## begin GIVEN RECORDS

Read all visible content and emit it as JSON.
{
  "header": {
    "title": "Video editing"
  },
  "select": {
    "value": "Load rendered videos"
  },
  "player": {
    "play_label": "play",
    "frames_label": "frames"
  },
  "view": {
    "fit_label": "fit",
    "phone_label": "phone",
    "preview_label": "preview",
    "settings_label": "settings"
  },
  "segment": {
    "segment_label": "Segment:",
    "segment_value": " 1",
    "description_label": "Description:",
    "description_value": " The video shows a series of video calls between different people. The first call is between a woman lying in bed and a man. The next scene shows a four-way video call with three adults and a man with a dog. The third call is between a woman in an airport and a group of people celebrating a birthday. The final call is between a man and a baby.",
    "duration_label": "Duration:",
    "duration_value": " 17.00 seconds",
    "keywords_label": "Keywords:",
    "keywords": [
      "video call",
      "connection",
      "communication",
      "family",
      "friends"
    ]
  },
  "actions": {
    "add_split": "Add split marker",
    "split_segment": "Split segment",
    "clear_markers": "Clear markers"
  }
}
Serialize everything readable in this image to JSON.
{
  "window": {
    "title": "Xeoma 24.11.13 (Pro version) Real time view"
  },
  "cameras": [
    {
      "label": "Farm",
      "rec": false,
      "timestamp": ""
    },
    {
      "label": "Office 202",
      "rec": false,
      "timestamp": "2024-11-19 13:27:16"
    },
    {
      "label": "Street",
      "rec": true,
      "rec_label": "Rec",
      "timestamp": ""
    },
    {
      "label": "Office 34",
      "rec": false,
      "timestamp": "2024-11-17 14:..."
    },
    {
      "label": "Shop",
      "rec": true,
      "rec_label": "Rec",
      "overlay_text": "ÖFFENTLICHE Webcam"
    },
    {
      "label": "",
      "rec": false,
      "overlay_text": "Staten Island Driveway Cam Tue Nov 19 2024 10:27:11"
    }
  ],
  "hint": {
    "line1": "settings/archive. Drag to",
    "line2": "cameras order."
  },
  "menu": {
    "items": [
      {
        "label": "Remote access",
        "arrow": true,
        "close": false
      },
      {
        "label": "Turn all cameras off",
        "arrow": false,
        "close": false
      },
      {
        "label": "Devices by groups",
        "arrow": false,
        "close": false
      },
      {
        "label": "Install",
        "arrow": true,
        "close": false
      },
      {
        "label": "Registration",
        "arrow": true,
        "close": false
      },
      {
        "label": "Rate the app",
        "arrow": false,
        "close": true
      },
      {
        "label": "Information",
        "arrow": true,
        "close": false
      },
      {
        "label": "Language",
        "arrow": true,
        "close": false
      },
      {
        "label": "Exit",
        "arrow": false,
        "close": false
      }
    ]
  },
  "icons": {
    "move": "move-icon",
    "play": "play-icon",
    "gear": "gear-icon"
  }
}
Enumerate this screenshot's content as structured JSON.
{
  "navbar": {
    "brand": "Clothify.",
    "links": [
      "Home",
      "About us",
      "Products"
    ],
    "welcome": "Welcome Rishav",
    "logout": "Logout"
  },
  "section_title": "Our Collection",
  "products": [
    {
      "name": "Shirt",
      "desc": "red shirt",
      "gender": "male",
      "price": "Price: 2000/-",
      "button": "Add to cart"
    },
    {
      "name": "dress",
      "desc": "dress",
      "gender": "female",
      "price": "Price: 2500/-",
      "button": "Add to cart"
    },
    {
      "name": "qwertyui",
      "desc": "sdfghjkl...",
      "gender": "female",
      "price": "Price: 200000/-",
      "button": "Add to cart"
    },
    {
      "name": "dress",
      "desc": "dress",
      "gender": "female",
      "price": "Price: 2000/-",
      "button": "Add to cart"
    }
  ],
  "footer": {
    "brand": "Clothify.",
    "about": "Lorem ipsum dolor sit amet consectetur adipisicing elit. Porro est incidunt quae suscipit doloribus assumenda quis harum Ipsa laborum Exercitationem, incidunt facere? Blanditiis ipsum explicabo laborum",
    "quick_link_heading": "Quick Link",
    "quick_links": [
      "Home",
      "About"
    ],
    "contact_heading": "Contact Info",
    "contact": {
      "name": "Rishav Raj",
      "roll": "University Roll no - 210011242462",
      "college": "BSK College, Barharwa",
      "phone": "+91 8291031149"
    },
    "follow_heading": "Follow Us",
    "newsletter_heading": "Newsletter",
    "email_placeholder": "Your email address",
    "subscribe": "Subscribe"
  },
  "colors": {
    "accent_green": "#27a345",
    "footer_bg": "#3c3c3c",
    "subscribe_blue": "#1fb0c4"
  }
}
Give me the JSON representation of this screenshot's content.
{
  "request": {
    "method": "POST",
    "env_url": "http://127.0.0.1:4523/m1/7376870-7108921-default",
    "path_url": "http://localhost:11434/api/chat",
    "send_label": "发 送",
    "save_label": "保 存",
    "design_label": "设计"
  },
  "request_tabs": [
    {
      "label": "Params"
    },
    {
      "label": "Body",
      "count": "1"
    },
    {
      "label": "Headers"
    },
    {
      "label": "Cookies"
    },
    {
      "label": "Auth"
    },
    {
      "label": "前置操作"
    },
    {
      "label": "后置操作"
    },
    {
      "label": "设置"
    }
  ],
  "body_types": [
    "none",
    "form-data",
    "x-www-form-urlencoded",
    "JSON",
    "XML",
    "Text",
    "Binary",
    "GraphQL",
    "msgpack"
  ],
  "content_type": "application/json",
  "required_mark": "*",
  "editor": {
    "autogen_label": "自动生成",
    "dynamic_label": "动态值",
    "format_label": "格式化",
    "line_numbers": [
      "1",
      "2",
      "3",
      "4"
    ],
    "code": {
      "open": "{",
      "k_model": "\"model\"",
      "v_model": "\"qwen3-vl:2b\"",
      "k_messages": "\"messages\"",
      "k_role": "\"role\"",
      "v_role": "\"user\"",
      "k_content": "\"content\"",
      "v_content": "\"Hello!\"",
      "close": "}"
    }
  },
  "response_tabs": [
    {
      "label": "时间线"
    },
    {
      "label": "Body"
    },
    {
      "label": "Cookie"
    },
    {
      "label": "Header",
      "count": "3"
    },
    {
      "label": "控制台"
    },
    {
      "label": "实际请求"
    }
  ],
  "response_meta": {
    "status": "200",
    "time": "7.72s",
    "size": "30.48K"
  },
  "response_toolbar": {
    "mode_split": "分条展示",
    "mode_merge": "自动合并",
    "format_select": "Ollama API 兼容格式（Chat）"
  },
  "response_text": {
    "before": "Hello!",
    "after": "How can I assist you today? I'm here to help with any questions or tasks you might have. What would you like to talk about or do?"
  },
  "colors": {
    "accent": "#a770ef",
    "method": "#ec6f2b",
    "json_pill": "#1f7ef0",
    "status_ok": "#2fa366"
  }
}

## end GIVEN RECORDS

Extract every record. Keep wording exact.

Read all visible content and emit it as JSON.
{
  "header": {
    "title": "Video editing"
  },
  "select": {
    "value": "Load rendered videos"
  },
  "player": {
    "play_label": "play",
    "frames_label": "frames"
  },
  "view": {
    "fit_label": "fit",
    "phone_label": "phone",
    "preview_label": "preview",
    "settings_label": "settings"
  },
  "segment": {
    "segment_label": "Segment:",
    "segment_value": " 1",
    "description_label": "Description:",
    "description_value": " The video shows a series of video calls between different people. The first call is between a woman lying in bed and a man. The next scene shows a four-way video call with three adults and a man with a dog. The third call is between a woman in an airport and a group of people celebrating a birthday. The final call is between a man and a baby.",
    "duration_label": "Duration:",
    "duration_value": " 17.00 seconds",
    "keywords_label": "Keywords:",
    "keywords": [
      "video call",
      "connection",
      "communication",
      "family",
      "friends"
    ]
  },
  "actions": {
    "add_split": "Add split marker",
    "split_segment": "Split segment",
    "clear_markers": "Clear markers"
  }
}
Serialize everything readable in this image to JSON.
{
  "window": {
    "title": "Xeoma 24.11.13 (Pro version) Real time view"
  },
  "cameras": [
    {
      "label": "Farm",
      "rec": false,
      "timestamp": ""
    },
    {
      "label": "Office 202",
      "rec": false,
      "timestamp": "2024-11-19 13:27:16"
    },
    {
      "label": "Street",
      "rec": true,
      "rec_label": "Rec",
      "timestamp": ""
    },
    {
      "label": "Office 34",
      "rec": false,
      "timestamp": "2024-11-17 14:..."
    },
    {
      "label": "Shop",
      "rec": true,
      "rec_label": "Rec",
      "overlay_text": "ÖFFENTLICHE Webcam"
    },
    {
      "label": "",
      "rec": false,
      "overlay_text": "Staten Island Driveway Cam Tue Nov 19 2024 10:27:11"
    }
  ],
  "hint": {
    "line1": "settings/archive. Drag to",
    "line2": "cameras order."
  },
  "menu": {
    "items": [
      {
        "label": "Remote access",
        "arrow": true,
        "close": false
      },
      {
        "label": "Turn all cameras off",
        "arrow": false,
        "close": false
      },
      {
        "label": "Devices by groups",
        "arrow": false,
        "close": false
      },
      {
        "label": "Install",
        "arrow": true,
        "close": false
      },
      {
        "label": "Registration",
        "arrow": true,
        "close": false
      },
      {
        "label": "Rate the app",
        "arrow": false,
        "close": true
      },
      {
        "label": "Information",
        "arrow": true,
        "close": false
      },
      {
        "label": "Language",
        "arrow": true,
        "close": false
      },
      {
        "label": "Exit",
        "arrow": false,
        "close": false
      }
    ]
  },
  "icons": {
    "move": "move-icon",
    "play": "play-icon",
    "gear": "gear-icon"
  }
}
Enumerate this screenshot's content as structured JSON.
{
  "navbar": {
    "brand": "Clothify.",
    "links": [
      "Home",
      "About us",
      "Products"
    ],
    "welcome": "Welcome Rishav",
    "logout": "Logout"
  },
  "section_title": "Our Collection",
  "products": [
    {
      "name": "Shirt",
      "desc": "red shirt",
      "gender": "male",
      "price": "Price: 2000/-",
      "button": "Add to cart"
    },
    {
      "name": "dress",
      "desc": "dress",
      "gender": "female",
      "price": "Price: 2500/-",
      "button": "Add to cart"
    },
    {
      "name": "qwertyui",
      "desc": "sdfghjkl...",
      "gender": "female",
      "price": "Price: 200000/-",
      "button": "Add to cart"
    },
    {
      "name": "dress",
      "desc": "dress",
      "gender": "female",
      "price": "Price: 2000/-",
      "button": "Add to cart"
    }
  ],
  "footer": {
    "brand": "Clothify.",
    "about": "Lorem ipsum dolor sit amet consectetur adipisicing elit. Porro est incidunt quae suscipit doloribus assumenda quis harum Ipsa laborum Exercitationem, incidunt facere? Blanditiis ipsum explicabo laborum",
    "quick_link_heading": "Quick Link",
    "quick_links": [
      "Home",
      "About"
    ],
    "contact_heading": "Contact Info",
    "contact": {
      "name": "Rishav Raj",
      "roll": "University Roll no - 210011242462",
      "college": "BSK College, Barharwa",
      "phone": "+91 8291031149"
    },
    "follow_heading": "Follow Us",
    "newsletter_heading": "Newsletter",
    "email_placeholder": "Your email address",
    "subscribe": "Subscribe"
  },
  "colors": {
    "accent_green": "#27a345",
    "footer_bg": "#3c3c3c",
    "subscribe_blue": "#1fb0c4"
  }
}
Give me the JSON representation of this screenshot's content.
{
  "request": {
    "method": "POST",
    "env_url": "http://127.0.0.1:4523/m1/7376870-7108921-default",
    "path_url": "http://localhost:11434/api/chat",
    "send_label": "发 送",
    "save_label": "保 存",
    "design_label": "设计"
  },
  "request_tabs": [
    {
      "label": "Params"
    },
    {
      "label": "Body",
      "count": "1"
    },
    {
      "label": "Headers"
    },
    {
      "label": "Cookies"
    },
    {
      "label": "Auth"
    },
    {
      "label": "前置操作"
    },
    {
      "label": "后置操作"
    },
    {
      "label": "设置"
    }
  ],
  "body_types": [
    "none",
    "form-data",
    "x-www-form-urlencoded",
    "JSON",
    "XML",
    "Text",
    "Binary",
    "GraphQL",
    "msgpack"
  ],
  "content_type": "application/json",
  "required_mark": "*",
  "editor": {
    "autogen_label": "自动生成",
    "dynamic_label": "动态值",
    "format_label": "格式化",
    "line_numbers": [
      "1",
      "2",
      "3",
      "4"
    ],
    "code": {
      "open": "{",
      "k_model": "\"model\"",
      "v_model": "\"qwen3-vl:2b\"",
      "k_messages": "\"messages\"",
      "k_role": "\"role\"",
      "v_role": "\"user\"",
      "k_content": "\"content\"",
      "v_content": "\"Hello!\"",
      "close": "}"
    }
  },
  "response_tabs": [
    {
      "label": "时间线"
    },
    {
      "label": "Body"
    },
    {
      "label": "Cookie"
    },
    {
      "label": "Header",
      "count": "3"
    },
    {
      "label": "控制台"
    },
    {
      "label": "实际请求"
    }
  ],
  "response_meta": {
    "status": "200",
    "time": "7.72s",
    "size": "30.48K"
  },
  "response_toolbar": {
    "mode_split": "分条展示",
    "mode_merge": "自动合并",
    "format_select": "Ollama API 兼容格式（Chat）"
  },
  "response_text": {
    "before": "Hello!",
    "after": "How can I assist you today? I'm here to help with any questions or tasks you might have. What would you like to talk about or do?"
  },
  "colors": {
    "accent": "#a770ef",
    "method": "#ec6f2b",
    "json_pill": "#1f7ef0",
    "status_ok": "#2fa366"
  }
}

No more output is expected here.